■ **Exercise prompt**
Extend the passage on privacy regulation and anonymized data with a few more paragraphs, picking up right after its final sentence.

■ **Source extract**
[Start of section]

So, where do we go from here on some of the key big tech regulatory issues? The privacy regulatory train has clearly left the station. GDPR has set the standard and most global companies have already modified their data policies, procedures and practices to ensure compliance – at least with regard to their EU customers and employees’ data. The passing of the CCPA will extend the scope of customers covered by comprehensive privacy legislation and may trigger similar legislative action by other states, which would further increase the calls for federal privacy legislation in the US to have a consistent privacy legal framework.
We are often reminded that our apps are free because “we are the product” and perhaps as long as the only result is some targeted ads or a better understanding of retail traffic patterns there is no need for concern or regulatory attention. Privacy legislation such as GDPR and CCPA should provide individuals with more transparency – and more choice – about how their data is used. Anonymized data, however, is not subject to the privacy protections provided under GDPR and CCPA. As more and more data is being collected to power advances in the use of artificial intelligence (AI) and machine learning (see PwC AI predictions), questions are being asked about whether data in the presence of so much other data can ever truly be anonymous. If that is true, will consumers really have the protections they think they do under privacy laws? Will we start to see increasing pressure from policymakers to further limit the amount and types of consumer data that are being collected and how that data is being used? It would seem to be the next step in the evolution of data protection and ethical data use.

[End of section]

Dataset entries:
[Start of section]

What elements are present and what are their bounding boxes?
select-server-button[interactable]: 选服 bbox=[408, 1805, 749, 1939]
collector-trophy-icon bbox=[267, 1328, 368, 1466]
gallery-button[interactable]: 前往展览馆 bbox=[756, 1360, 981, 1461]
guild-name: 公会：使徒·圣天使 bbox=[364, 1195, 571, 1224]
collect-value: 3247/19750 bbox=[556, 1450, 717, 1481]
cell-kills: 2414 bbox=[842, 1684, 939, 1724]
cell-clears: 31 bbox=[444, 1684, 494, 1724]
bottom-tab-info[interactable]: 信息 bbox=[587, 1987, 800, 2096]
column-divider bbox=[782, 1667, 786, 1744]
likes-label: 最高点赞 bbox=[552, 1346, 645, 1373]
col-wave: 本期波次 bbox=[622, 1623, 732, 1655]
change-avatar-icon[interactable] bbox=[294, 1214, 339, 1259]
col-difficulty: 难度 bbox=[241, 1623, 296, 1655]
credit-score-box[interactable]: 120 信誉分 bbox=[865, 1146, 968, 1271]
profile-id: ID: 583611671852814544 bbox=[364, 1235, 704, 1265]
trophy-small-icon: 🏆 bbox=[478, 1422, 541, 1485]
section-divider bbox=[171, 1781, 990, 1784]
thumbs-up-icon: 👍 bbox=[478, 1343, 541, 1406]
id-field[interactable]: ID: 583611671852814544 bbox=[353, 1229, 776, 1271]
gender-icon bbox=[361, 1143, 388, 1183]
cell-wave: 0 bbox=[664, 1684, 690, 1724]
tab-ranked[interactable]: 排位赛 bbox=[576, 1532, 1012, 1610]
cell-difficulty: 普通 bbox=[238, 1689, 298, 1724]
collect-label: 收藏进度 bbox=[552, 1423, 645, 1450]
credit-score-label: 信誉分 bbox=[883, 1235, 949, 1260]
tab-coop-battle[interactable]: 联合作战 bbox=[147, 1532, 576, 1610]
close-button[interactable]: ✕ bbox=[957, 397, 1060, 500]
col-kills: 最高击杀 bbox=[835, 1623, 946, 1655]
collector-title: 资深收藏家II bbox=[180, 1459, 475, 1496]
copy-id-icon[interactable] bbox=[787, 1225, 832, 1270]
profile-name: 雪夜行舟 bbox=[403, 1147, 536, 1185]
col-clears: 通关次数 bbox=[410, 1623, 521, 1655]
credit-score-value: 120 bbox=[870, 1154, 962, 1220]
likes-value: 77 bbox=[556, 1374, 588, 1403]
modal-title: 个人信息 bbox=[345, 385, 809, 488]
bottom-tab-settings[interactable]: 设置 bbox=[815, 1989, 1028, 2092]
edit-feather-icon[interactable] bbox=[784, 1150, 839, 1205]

[End of section]

■ **Result of this exercise**
The one question we often get is whether we think we will see some regulation of the big tech platforms in 2019. While there is “buzz” in Washington calling for some level of regulation, it will likely be difficult to build a congressional consensus on what big tech regulation should look like. As with privacy, the states may once again step in (as California did with net neutrality) to address specific concerns. The biggest pressure placed on the tech platforms will likely come from their users who will demand changes to their policies. For now, the “do it yourself” approach to addressing these issues will continue to be the approach of choice. There has also been some talk of using an antitrust argument to “break up” some of the biggest companies, but for the most part the big tech companies continue to provide their customers with more convenience at a lower cost and policy makers will be hesitant to interfere with that business to customer relationship.
The new normal for the big tech regulatory environment
While they may not face the spectre of an onerous regulatory environment in the near future, the big tech companies do understand the policy landscape has changed. They have to dig into their business processes, find the root cause of their problems, fix them, and demonstrate their change to (re)build public trust. In the current environment, these companies have started moving away from the old position of self-regulation to actively seeking to work with lawmakers in Europe and the US.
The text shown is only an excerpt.